■ What needs to be done ■
Reproduce the listing below character for character; drop every image.

------ Provided records

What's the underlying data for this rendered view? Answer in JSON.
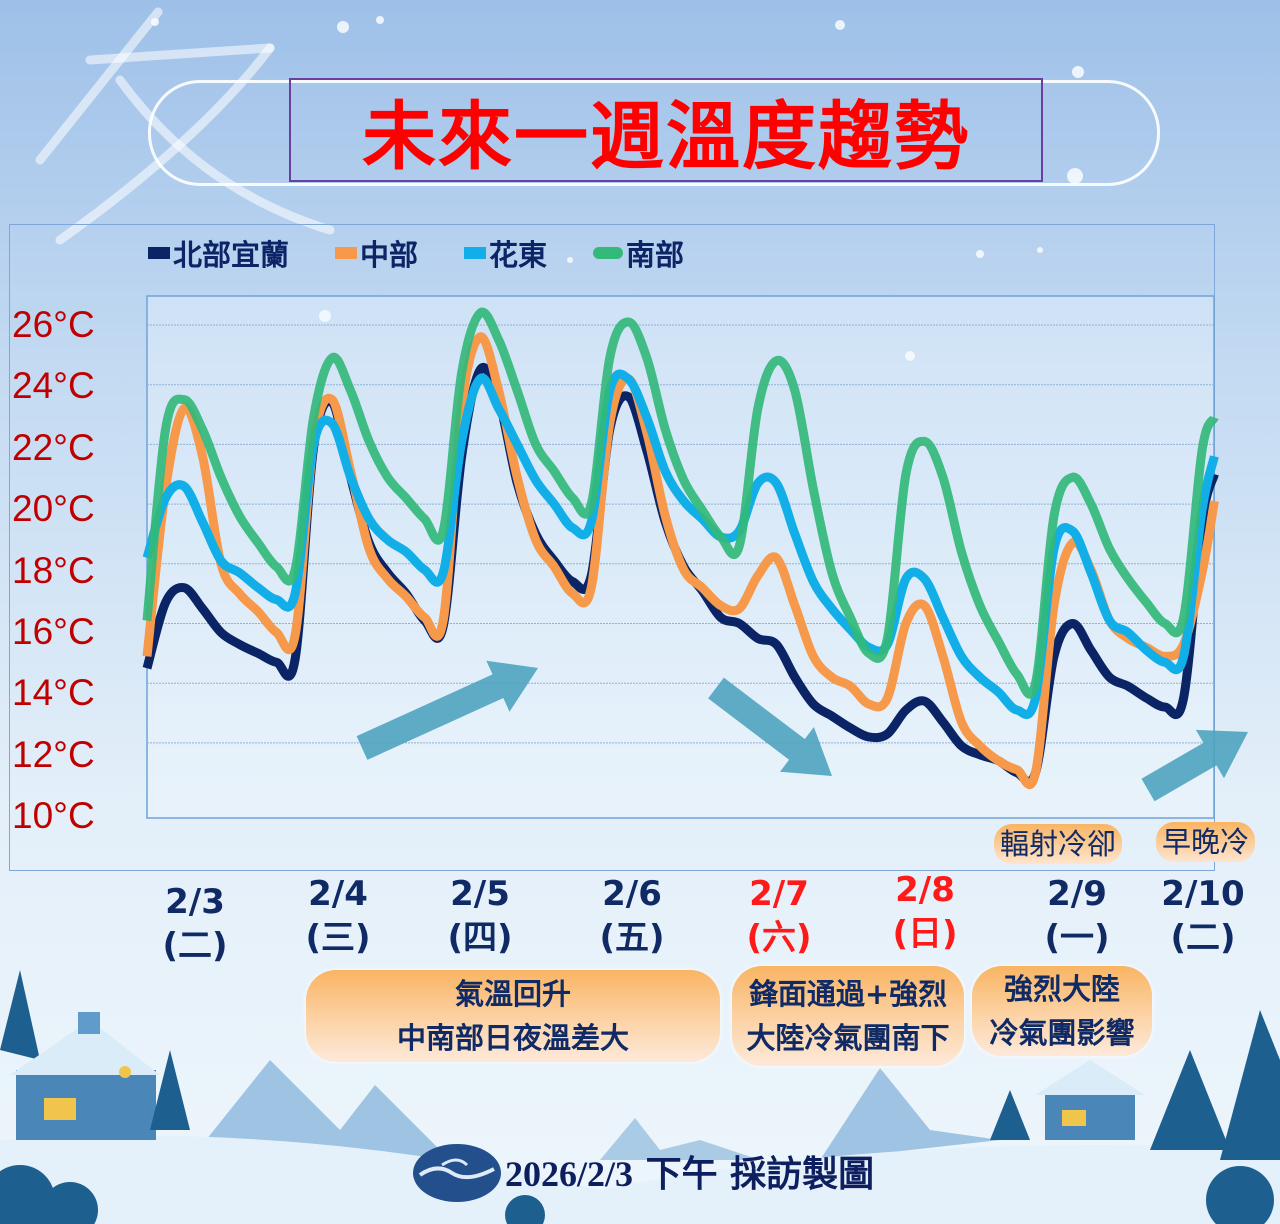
{
  "title": "未來一週溫度趨勢",
  "footer": {
    "date": "2026/2/3",
    "text": "下午 採訪製圖"
  },
  "colors": {
    "north": "#0b2466",
    "central": "#f7994a",
    "east": "#12aee8",
    "south": "#33b97a",
    "arrow": "#4fa3bf",
    "weekend": "#ff1a1a"
  },
  "dates": [
    {
      "date": "2/3",
      "weekday": "(二)",
      "weekend": false
    },
    {
      "date": "2/4",
      "weekday": "(三)",
      "weekend": false
    },
    {
      "date": "2/5",
      "weekday": "(四)",
      "weekend": false
    },
    {
      "date": "2/6",
      "weekday": "(五)",
      "weekend": false
    },
    {
      "date": "2/7",
      "weekday": "(六)",
      "weekend": true
    },
    {
      "date": "2/8",
      "weekday": "(日)",
      "weekend": true
    },
    {
      "date": "2/9",
      "weekday": "(一)",
      "weekend": false
    },
    {
      "date": "2/10",
      "weekday": "(二)",
      "weekend": false
    }
  ],
  "annotations": {
    "warming": [
      "氣溫回升",
      "中南部日夜溫差大"
    ],
    "front": [
      "鋒面通過+強烈",
      "大陸冷氣團南下"
    ],
    "cold_air": [
      "強烈大陸",
      "冷氣團影響"
    ],
    "radiative": "輻射冷卻",
    "morning_night": "早晚冷"
  },
  "chart_data": {
    "type": "line",
    "title": "未來一週溫度趨勢",
    "xlabel": "",
    "ylabel": "",
    "y_unit": "°C",
    "ylim": [
      10,
      26
    ],
    "yticks": [
      "26°C",
      "24°C",
      "22°C",
      "20°C",
      "18°C",
      "16°C",
      "14°C",
      "12°C",
      "10°C"
    ],
    "ytick_values": [
      26,
      24,
      22,
      20,
      18,
      16,
      14,
      12,
      10
    ],
    "grid": true,
    "legend": "top-left",
    "trend_arrows": [
      "up",
      "down",
      "up"
    ],
    "x": [
      "2/3 08:00",
      "2/3 11:00",
      "2/3 14:00",
      "2/3 17:00",
      "2/3 20:00",
      "2/3 23:00",
      "2/4 02:00",
      "2/4 05:00",
      "2/4 08:00",
      "2/4 11:00",
      "2/4 14:00",
      "2/4 17:00",
      "2/4 20:00",
      "2/4 23:00",
      "2/5 02:00",
      "2/5 05:00",
      "2/5 08:00",
      "2/5 11:00",
      "2/5 14:00",
      "2/5 17:00",
      "2/5 20:00",
      "2/5 23:00",
      "2/6 02:00",
      "2/6 05:00",
      "2/6 08:00",
      "2/6 11:00",
      "2/6 14:00",
      "2/6 17:00",
      "2/6 20:00",
      "2/6 23:00",
      "2/7 02:00",
      "2/7 05:00",
      "2/7 08:00",
      "2/7 11:00",
      "2/7 14:00",
      "2/7 17:00",
      "2/7 20:00",
      "2/7 23:00",
      "2/8 02:00",
      "2/8 05:00",
      "2/8 08:00",
      "2/8 11:00",
      "2/8 14:00",
      "2/8 17:00",
      "2/8 20:00",
      "2/8 23:00",
      "2/9 02:00",
      "2/9 05:00",
      "2/9 08:00",
      "2/9 11:00",
      "2/9 14:00",
      "2/9 17:00",
      "2/9 20:00",
      "2/9 23:00",
      "2/10 02:00",
      "2/10 05:00",
      "2/10 08:00",
      "2/10 11:00",
      "2/10 13:00"
    ],
    "series": [
      {
        "name": "北部宜蘭",
        "key": "north",
        "values": [
          14.5,
          16.7,
          17.2,
          16.5,
          15.7,
          15.3,
          15.0,
          14.7,
          14.8,
          21.9,
          23.4,
          20.9,
          18.7,
          17.7,
          17.0,
          16.1,
          15.9,
          21.6,
          24.5,
          23.5,
          20.7,
          19.0,
          18.1,
          17.4,
          17.6,
          22.5,
          23.6,
          21.8,
          19.4,
          17.9,
          17.1,
          16.2,
          16.0,
          15.5,
          15.3,
          14.2,
          13.3,
          12.9,
          12.5,
          12.2,
          12.3,
          13.1,
          13.4,
          12.7,
          11.9,
          11.6,
          11.4,
          11.0,
          11.0,
          14.9,
          16.0,
          15.1,
          14.2,
          13.9,
          13.5,
          13.2,
          13.5,
          19.4,
          21.0
        ]
      },
      {
        "name": "中部",
        "key": "central",
        "values": [
          14.9,
          20.5,
          23.2,
          21.6,
          18.0,
          17.0,
          16.4,
          15.7,
          15.6,
          22.1,
          23.5,
          21.1,
          18.5,
          17.5,
          16.9,
          16.2,
          16.1,
          23.3,
          25.6,
          23.8,
          20.9,
          18.8,
          17.9,
          17.0,
          17.2,
          22.7,
          24.2,
          22.4,
          19.6,
          17.8,
          17.2,
          16.6,
          16.5,
          17.6,
          18.2,
          16.6,
          14.9,
          14.2,
          13.9,
          13.3,
          13.5,
          16.0,
          16.6,
          14.9,
          12.7,
          11.9,
          11.4,
          11.1,
          11.0,
          16.6,
          18.7,
          17.8,
          16.1,
          15.5,
          15.2,
          14.9,
          15.3,
          17.7,
          20.1
        ]
      },
      {
        "name": "花東",
        "key": "east",
        "values": [
          18.2,
          20.2,
          20.6,
          19.4,
          18.1,
          17.7,
          17.2,
          16.8,
          17.0,
          22.0,
          22.7,
          20.9,
          19.5,
          18.8,
          18.4,
          17.8,
          17.7,
          22.1,
          24.2,
          23.2,
          22.0,
          20.8,
          20.0,
          19.2,
          19.4,
          23.8,
          24.2,
          22.9,
          21.1,
          20.1,
          19.5,
          18.9,
          19.1,
          20.7,
          20.7,
          19.0,
          17.4,
          16.5,
          15.8,
          15.2,
          15.3,
          17.5,
          17.5,
          16.2,
          14.9,
          14.2,
          13.7,
          13.1,
          13.5,
          18.5,
          19.1,
          17.7,
          16.1,
          15.7,
          15.1,
          14.7,
          14.9,
          19.8,
          21.6
        ]
      },
      {
        "name": "南部",
        "key": "south",
        "values": [
          16.1,
          22.5,
          23.5,
          22.5,
          20.9,
          19.6,
          18.7,
          17.9,
          17.8,
          22.9,
          24.9,
          23.8,
          22.1,
          20.9,
          20.2,
          19.5,
          19.1,
          24.4,
          26.4,
          25.5,
          23.8,
          22.0,
          21.1,
          20.2,
          20.0,
          24.9,
          26.1,
          24.9,
          22.5,
          20.8,
          19.8,
          18.9,
          18.6,
          23.2,
          24.8,
          23.8,
          20.5,
          17.7,
          16.2,
          15.0,
          15.5,
          21.0,
          22.1,
          20.9,
          18.4,
          16.6,
          15.4,
          14.3,
          14.0,
          19.6,
          20.9,
          20.0,
          18.5,
          17.5,
          16.7,
          16.0,
          16.2,
          21.8,
          22.9
        ]
      }
    ]
  }
}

------------

■ Complete answer ■
What's the underlying data for this rendered view? Answer in JSON.
{
  "title": "未來一週溫度趨勢",
  "footer": {
    "date": "2026/2/3",
    "text": "下午 採訪製圖"
  },
  "colors": {
    "north": "#0b2466",
    "central": "#f7994a",
    "east": "#12aee8",
    "south": "#33b97a",
    "arrow": "#4fa3bf",
    "weekend": "#ff1a1a"
  },
  "dates": [
    {
      "date": "2/3",
      "weekday": "(二)",
      "weekend": false
    },
    {
      "date": "2/4",
      "weekday": "(三)",
      "weekend": false
    },
    {
      "date": "2/5",
      "weekday": "(四)",
      "weekend": false
    },
    {
      "date": "2/6",
      "weekday": "(五)",
      "weekend": false
    },
    {
      "date": "2/7",
      "weekday": "(六)",
      "weekend": true
    },
    {
      "date": "2/8",
      "weekday": "(日)",
      "weekend": true
    },
    {
      "date": "2/9",
      "weekday": "(一)",
      "weekend": false
    },
    {
      "date": "2/10",
      "weekday": "(二)",
      "weekend": false
    }
  ],
  "annotations": {
    "warming": [
      "氣溫回升",
      "中南部日夜溫差大"
    ],
    "front": [
      "鋒面通過+強烈",
      "大陸冷氣團南下"
    ],
    "cold_air": [
      "強烈大陸",
      "冷氣團影響"
    ],
    "radiative": "輻射冷卻",
    "morning_night": "早晚冷"
  },
  "chart_data": {
    "type": "line",
    "title": "未來一週溫度趨勢",
    "xlabel": "",
    "ylabel": "",
    "y_unit": "°C",
    "ylim": [
      10,
      26
    ],
    "yticks": [
      "26°C",
      "24°C",
      "22°C",
      "20°C",
      "18°C",
      "16°C",
      "14°C",
      "12°C",
      "10°C"
    ],
    "ytick_values": [
      26,
      24,
      22,
      20,
      18,
      16,
      14,
      12,
      10
    ],
    "grid": true,
    "legend": "top-left",
    "trend_arrows": [
      "up",
      "down",
      "up"
    ],
    "x": [
      "2/3 08:00",
      "2/3 11:00",
      "2/3 14:00",
      "2/3 17:00",
      "2/3 20:00",
      "2/3 23:00",
      "2/4 02:00",
      "2/4 05:00",
      "2/4 08:00",
      "2/4 11:00",
      "2/4 14:00",
      "2/4 17:00",
      "2/4 20:00",
      "2/4 23:00",
      "2/5 02:00",
      "2/5 05:00",
      "2/5 08:00",
      "2/5 11:00",
      "2/5 14:00",
      "2/5 17:00",
      "2/5 20:00",
      "2/5 23:00",
      "2/6 02:00",
      "2/6 05:00",
      "2/6 08:00",
      "2/6 11:00",
      "2/6 14:00",
      "2/6 17:00",
      "2/6 20:00",
      "2/6 23:00",
      "2/7 02:00",
      "2/7 05:00",
      "2/7 08:00",
      "2/7 11:00",
      "2/7 14:00",
      "2/7 17:00",
      "2/7 20:00",
      "2/7 23:00",
      "2/8 02:00",
      "2/8 05:00",
      "2/8 08:00",
      "2/8 11:00",
      "2/8 14:00",
      "2/8 17:00",
      "2/8 20:00",
      "2/8 23:00",
      "2/9 02:00",
      "2/9 05:00",
      "2/9 08:00",
      "2/9 11:00",
      "2/9 14:00",
      "2/9 17:00",
      "2/9 20:00",
      "2/9 23:00",
      "2/10 02:00",
      "2/10 05:00",
      "2/10 08:00",
      "2/10 11:00",
      "2/10 13:00"
    ],
    "series": [
      {
        "name": "北部宜蘭",
        "key": "north",
        "values": [
          14.5,
          16.7,
          17.2,
          16.5,
          15.7,
          15.3,
          15.0,
          14.7,
          14.8,
          21.9,
          23.4,
          20.9,
          18.7,
          17.7,
          17.0,
          16.1,
          15.9,
          21.6,
          24.5,
          23.5,
          20.7,
          19.0,
          18.1,
          17.4,
          17.6,
          22.5,
          23.6,
          21.8,
          19.4,
          17.9,
          17.1,
          16.2,
          16.0,
          15.5,
          15.3,
          14.2,
          13.3,
          12.9,
          12.5,
          12.2,
          12.3,
          13.1,
          13.4,
          12.7,
          11.9,
          11.6,
          11.4,
          11.0,
          11.0,
          14.9,
          16.0,
          15.1,
          14.2,
          13.9,
          13.5,
          13.2,
          13.5,
          19.4,
          21.0
        ]
      },
      {
        "name": "中部",
        "key": "central",
        "values": [
          14.9,
          20.5,
          23.2,
          21.6,
          18.0,
          17.0,
          16.4,
          15.7,
          15.6,
          22.1,
          23.5,
          21.1,
          18.5,
          17.5,
          16.9,
          16.2,
          16.1,
          23.3,
          25.6,
          23.8,
          20.9,
          18.8,
          17.9,
          17.0,
          17.2,
          22.7,
          24.2,
          22.4,
          19.6,
          17.8,
          17.2,
          16.6,
          16.5,
          17.6,
          18.2,
          16.6,
          14.9,
          14.2,
          13.9,
          13.3,
          13.5,
          16.0,
          16.6,
          14.9,
          12.7,
          11.9,
          11.4,
          11.1,
          11.0,
          16.6,
          18.7,
          17.8,
          16.1,
          15.5,
          15.2,
          14.9,
          15.3,
          17.7,
          20.1
        ]
      },
      {
        "name": "花東",
        "key": "east",
        "values": [
          18.2,
          20.2,
          20.6,
          19.4,
          18.1,
          17.7,
          17.2,
          16.8,
          17.0,
          22.0,
          22.7,
          20.9,
          19.5,
          18.8,
          18.4,
          17.8,
          17.7,
          22.1,
          24.2,
          23.2,
          22.0,
          20.8,
          20.0,
          19.2,
          19.4,
          23.8,
          24.2,
          22.9,
          21.1,
          20.1,
          19.5,
          18.9,
          19.1,
          20.7,
          20.7,
          19.0,
          17.4,
          16.5,
          15.8,
          15.2,
          15.3,
          17.5,
          17.5,
          16.2,
          14.9,
          14.2,
          13.7,
          13.1,
          13.5,
          18.5,
          19.1,
          17.7,
          16.1,
          15.7,
          15.1,
          14.7,
          14.9,
          19.8,
          21.6
        ]
      },
      {
        "name": "南部",
        "key": "south",
        "values": [
          16.1,
          22.5,
          23.5,
          22.5,
          20.9,
          19.6,
          18.7,
          17.9,
          17.8,
          22.9,
          24.9,
          23.8,
          22.1,
          20.9,
          20.2,
          19.5,
          19.1,
          24.4,
          26.4,
          25.5,
          23.8,
          22.0,
          21.1,
          20.2,
          20.0,
          24.9,
          26.1,
          24.9,
          22.5,
          20.8,
          19.8,
          18.9,
          18.6,
          23.2,
          24.8,
          23.8,
          20.5,
          17.7,
          16.2,
          15.0,
          15.5,
          21.0,
          22.1,
          20.9,
          18.4,
          16.6,
          15.4,
          14.3,
          14.0,
          19.6,
          20.9,
          20.0,
          18.5,
          17.5,
          16.7,
          16.0,
          16.2,
          21.8,
          22.9
        ]
      }
    ]
  }
}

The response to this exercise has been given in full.